PROBLEM DETAILS: Omit the pictures from the entries below and retype everything else exactly.

RAW DATA:
------

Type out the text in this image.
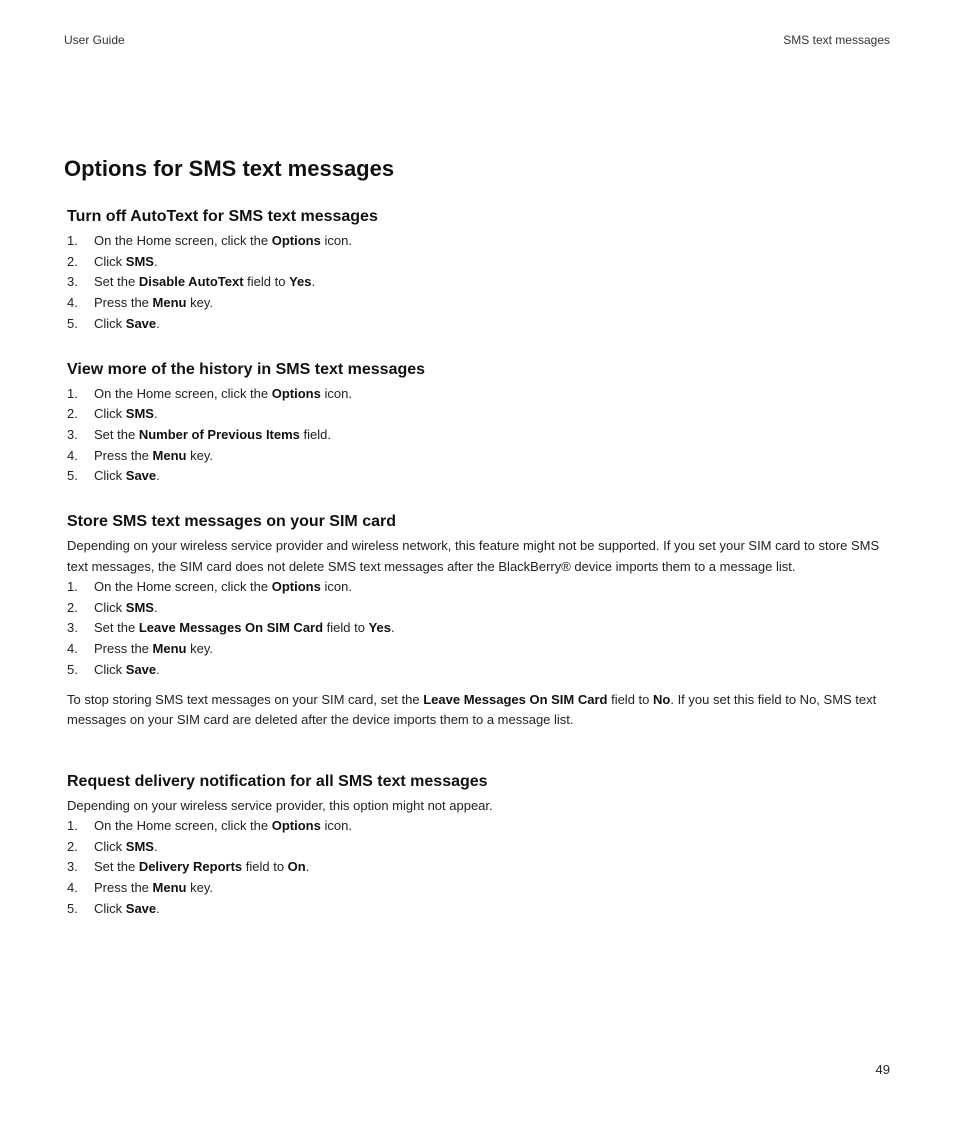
User Guide	SMS text messages
Options for SMS text messages
Turn off AutoText for SMS text messages
1. On the Home screen, click the Options icon.
2. Click SMS.
3. Set the Disable AutoText field to Yes.
4. Press the Menu key.
5. Click Save.
View more of the history in SMS text messages
1. On the Home screen, click the Options icon.
2. Click SMS.
3. Set the Number of Previous Items field.
4. Press the Menu key.
5. Click Save.
Store SMS text messages on your SIM card

Depending on your wireless service provider and wireless network, this feature might not be supported. If you set your SIM card to store SMS text messages, the SIM card does not delete SMS text messages after the BlackBerry® device imports them to a message list.

1. On the Home screen, click the Options icon.
2. Click SMS.
3. Set the Leave Messages On SIM Card field to Yes.
4. Press the Menu key.
5. Click Save.

To stop storing SMS text messages on your SIM card, set the Leave Messages On SIM Card field to No. If you set this field to No, SMS text messages on your SIM card are deleted after the device imports them to a message list.

Request delivery notification for all SMS text messages

Depending on your wireless service provider, this option might not appear.

1. On the Home screen, click the Options icon.
2. Click SMS.
3. Set the Delivery Reports field to On.
4. Press the Menu key.
5. Click Save.
49
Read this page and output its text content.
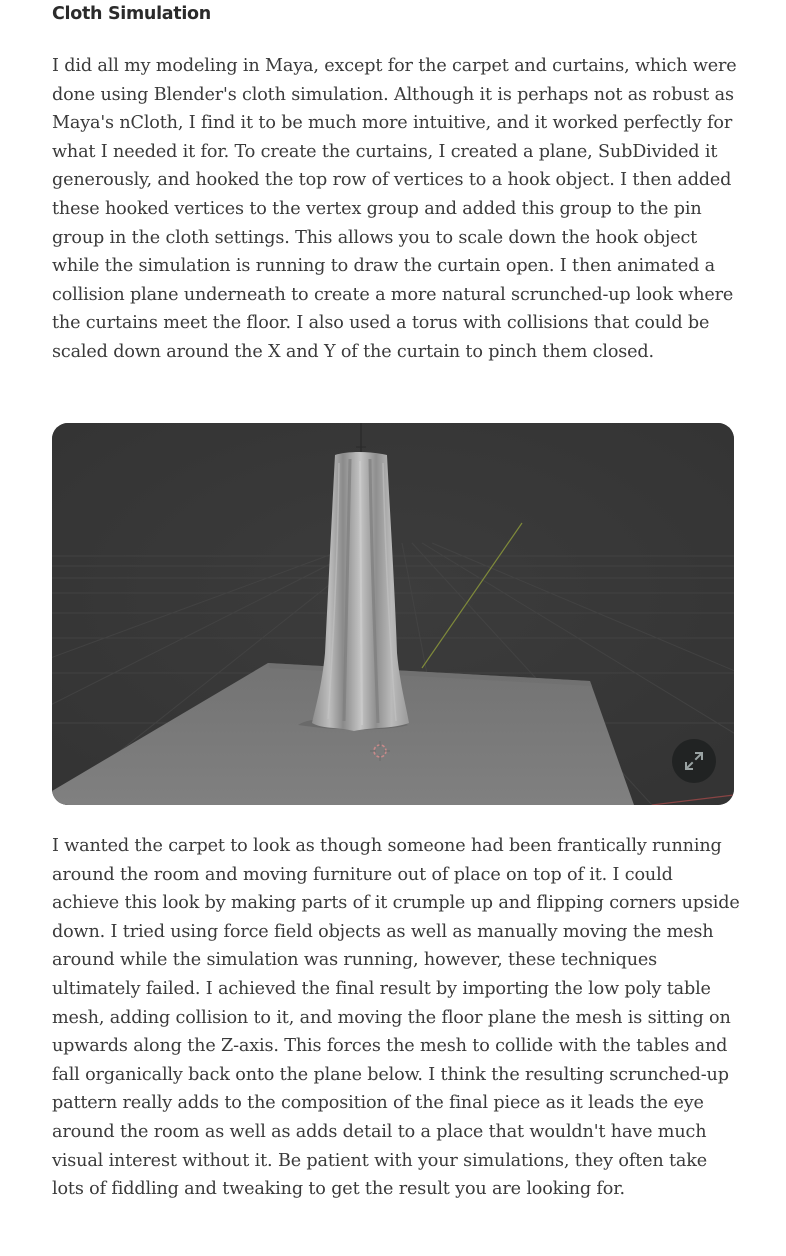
Cloth Simulation

I did all my modeling in Maya, except for the carpet and curtains, which were done using Blender's cloth simulation. Although it is perhaps not as robust as Maya's nCloth, I find it to be much more intuitive, and it worked perfectly for what I needed it for. To create the curtains, I created a plane, SubDivided it generously, and hooked the top row of vertices to a hook object. I then added these hooked vertices to the vertex group and added this group to the pin group in the cloth settings. This allows you to scale down the hook object while the simulation is running to draw the curtain open. I then animated a collision plane underneath to create a more natural scrunched-up look where the curtains meet the floor. I also used a torus with collisions that could be scaled down around the X and Y of the curtain to pinch them closed.

I wanted the carpet to look as though someone had been frantically running around the room and moving furniture out of place on top of it. I could achieve this look by making parts of it crumple up and flipping corners upside down. I tried using force field objects as well as manually moving the mesh around while the simulation was running, however, these techniques ultimately failed. I achieved the final result by importing the low poly table mesh, adding collision to it, and moving the floor plane the mesh is sitting on upwards along the Z-axis. This forces the mesh to collide with the tables and fall organically back onto the plane below. I think the resulting scrunched-up pattern really adds to the composition of the final piece as it leads the eye around the room as well as adds detail to a place that wouldn't have much visual interest without it. Be patient with your simulations, they often take lots of fiddling and tweaking to get the result you are looking for.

------

EXERCISE RESPONSE:
Type out the text in this image.
User Guide	SMS text messages
Options for SMS text messages
Turn off AutoText for SMS text messages
1. On the Home screen, click the Options icon.
2. Click SMS.
3. Set the Disable AutoText field to Yes.
4. Press the Menu key.
5. Click Save.
View more of the history in SMS text messages
1. On the Home screen, click the Options icon.
2. Click SMS.
3. Set the Number of Previous Items field.
4. Press the Menu key.
5. Click Save.
Store SMS text messages on your SIM card

Depending on your wireless service provider and wireless network, this feature might not be supported. If you set your SIM card to store SMS text messages, the SIM card does not delete SMS text messages after the BlackBerry® device imports them to a message list.

1. On the Home screen, click the Options icon.
2. Click SMS.
3. Set the Leave Messages On SIM Card field to Yes.
4. Press the Menu key.
5. Click Save.

To stop storing SMS text messages on your SIM card, set the Leave Messages On SIM Card field to No. If you set this field to No, SMS text messages on your SIM card are deleted after the device imports them to a message list.

Request delivery notification for all SMS text messages

Depending on your wireless service provider, this option might not appear.

1. On the Home screen, click the Options icon.
2. Click SMS.
3. Set the Delivery Reports field to On.
4. Press the Menu key.
5. Click Save.
49
Read this page and output its text content.
Cloth Simulation

I did all my modeling in Maya, except for the carpet and curtains, which were done using Blender's cloth simulation. Although it is perhaps not as robust as Maya's nCloth, I find it to be much more intuitive, and it worked perfectly for what I needed it for. To create the curtains, I created a plane, SubDivided it generously, and hooked the top row of vertices to a hook object. I then added these hooked vertices to the vertex group and added this group to the pin group in the cloth settings. This allows you to scale down the hook object while the simulation is running to draw the curtain open. I then animated a collision plane underneath to create a more natural scrunched-up look where the curtains meet the floor. I also used a torus with collisions that could be scaled down around the X and Y of the curtain to pinch them closed.

I wanted the carpet to look as though someone had been frantically running around the room and moving furniture out of place on top of it. I could achieve this look by making parts of it crumple up and flipping corners upside down. I tried using force field objects as well as manually moving the mesh around while the simulation was running, however, these techniques ultimately failed. I achieved the final result by importing the low poly table mesh, adding collision to it, and moving the floor plane the mesh is sitting on upwards along the Z-axis. This forces the mesh to collide with the tables and fall organically back onto the plane below. I think the resulting scrunched-up pattern really adds to the composition of the final piece as it leads the eye around the room as well as adds detail to a place that wouldn't have much visual interest without it. Be patient with your simulations, they often take lots of fiddling and tweaking to get the result you are looking for.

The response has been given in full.